What to produce
Retype only what runs from the line that contains "Extract all readable text from this page." through the last line of the listing below, both lines included.

Record list
══════

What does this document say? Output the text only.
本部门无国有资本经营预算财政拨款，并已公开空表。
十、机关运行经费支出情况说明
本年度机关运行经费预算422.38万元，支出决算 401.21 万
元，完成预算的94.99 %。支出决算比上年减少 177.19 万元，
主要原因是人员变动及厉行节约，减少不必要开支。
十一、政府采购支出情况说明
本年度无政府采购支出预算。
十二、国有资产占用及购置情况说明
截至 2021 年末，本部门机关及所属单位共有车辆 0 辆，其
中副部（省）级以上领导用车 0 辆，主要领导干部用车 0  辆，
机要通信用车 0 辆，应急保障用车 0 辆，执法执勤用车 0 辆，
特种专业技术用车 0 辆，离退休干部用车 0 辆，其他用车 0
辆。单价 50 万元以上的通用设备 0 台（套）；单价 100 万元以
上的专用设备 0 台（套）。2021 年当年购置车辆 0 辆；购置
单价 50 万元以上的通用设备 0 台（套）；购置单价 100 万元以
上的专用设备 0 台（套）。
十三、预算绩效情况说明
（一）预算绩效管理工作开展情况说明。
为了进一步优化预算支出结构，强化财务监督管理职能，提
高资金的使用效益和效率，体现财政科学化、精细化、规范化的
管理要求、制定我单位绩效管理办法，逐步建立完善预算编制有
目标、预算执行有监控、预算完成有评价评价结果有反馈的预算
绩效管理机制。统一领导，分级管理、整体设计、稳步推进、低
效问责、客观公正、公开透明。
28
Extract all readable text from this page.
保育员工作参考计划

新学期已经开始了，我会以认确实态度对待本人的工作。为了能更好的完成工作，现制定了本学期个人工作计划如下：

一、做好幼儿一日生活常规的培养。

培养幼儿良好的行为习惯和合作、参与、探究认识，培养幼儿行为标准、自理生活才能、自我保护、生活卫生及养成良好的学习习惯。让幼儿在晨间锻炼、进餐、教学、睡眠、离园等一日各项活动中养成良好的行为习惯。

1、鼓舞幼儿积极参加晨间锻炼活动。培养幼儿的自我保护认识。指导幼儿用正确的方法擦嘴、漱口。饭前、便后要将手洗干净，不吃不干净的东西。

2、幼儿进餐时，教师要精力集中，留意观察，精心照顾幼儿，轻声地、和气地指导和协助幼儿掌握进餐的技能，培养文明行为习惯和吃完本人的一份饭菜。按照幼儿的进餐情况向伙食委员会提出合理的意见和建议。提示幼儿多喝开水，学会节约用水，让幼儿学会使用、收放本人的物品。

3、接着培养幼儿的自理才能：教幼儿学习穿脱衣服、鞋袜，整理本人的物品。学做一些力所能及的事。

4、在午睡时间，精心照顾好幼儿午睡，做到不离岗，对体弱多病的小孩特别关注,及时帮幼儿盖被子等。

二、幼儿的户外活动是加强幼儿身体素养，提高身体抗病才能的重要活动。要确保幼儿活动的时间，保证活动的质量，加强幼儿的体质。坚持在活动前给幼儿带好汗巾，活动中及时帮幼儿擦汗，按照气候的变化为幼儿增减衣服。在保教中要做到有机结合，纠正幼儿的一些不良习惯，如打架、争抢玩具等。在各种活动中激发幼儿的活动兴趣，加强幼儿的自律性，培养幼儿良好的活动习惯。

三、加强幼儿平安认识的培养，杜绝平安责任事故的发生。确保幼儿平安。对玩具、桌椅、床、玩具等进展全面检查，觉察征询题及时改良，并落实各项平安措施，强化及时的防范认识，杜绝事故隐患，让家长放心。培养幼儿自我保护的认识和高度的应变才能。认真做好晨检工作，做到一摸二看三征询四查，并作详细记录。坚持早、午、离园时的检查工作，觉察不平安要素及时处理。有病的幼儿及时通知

══════

Written response
Extract all readable text from this page.
保育员工作参考计划

新学期已经开始了，我会以认确实态度对待本人的工作。为了能更好的完成工作，现制定了本学期个人工作计划如下：

一、做好幼儿一日生活常规的培养。

培养幼儿良好的行为习惯和合作、参与、探究认识，培养幼儿行为标准、自理生活才能、自我保护、生活卫生及养成良好的学习习惯。让幼儿在晨间锻炼、进餐、教学、睡眠、离园等一日各项活动中养成良好的行为习惯。

1、鼓舞幼儿积极参加晨间锻炼活动。培养幼儿的自我保护认识。指导幼儿用正确的方法擦嘴、漱口。饭前、便后要将手洗干净，不吃不干净的东西。

2、幼儿进餐时，教师要精力集中，留意观察，精心照顾幼儿，轻声地、和气地指导和协助幼儿掌握进餐的技能，培养文明行为习惯和吃完本人的一份饭菜。按照幼儿的进餐情况向伙食委员会提出合理的意见和建议。提示幼儿多喝开水，学会节约用水，让幼儿学会使用、收放本人的物品。

3、接着培养幼儿的自理才能：教幼儿学习穿脱衣服、鞋袜，整理本人的物品。学做一些力所能及的事。

4、在午睡时间，精心照顾好幼儿午睡，做到不离岗，对体弱多病的小孩特别关注,及时帮幼儿盖被子等。

二、幼儿的户外活动是加强幼儿身体素养，提高身体抗病才能的重要活动。要确保幼儿活动的时间，保证活动的质量，加强幼儿的体质。坚持在活动前给幼儿带好汗巾，活动中及时帮幼儿擦汗，按照气候的变化为幼儿增减衣服。在保教中要做到有机结合，纠正幼儿的一些不良习惯，如打架、争抢玩具等。在各种活动中激发幼儿的活动兴趣，加强幼儿的自律性，培养幼儿良好的活动习惯。

三、加强幼儿平安认识的培养，杜绝平安责任事故的发生。确保幼儿平安。对玩具、桌椅、床、玩具等进展全面检查，觉察征询题及时改良，并落实各项平安措施，强化及时的防范认识，杜绝事故隐患，让家长放心。培养幼儿自我保护的认识和高度的应变才能。认真做好晨检工作，做到一摸二看三征询四查，并作详细记录。坚持早、午、离园时的检查工作，觉察不平安要素及时处理。有病的幼儿及时通知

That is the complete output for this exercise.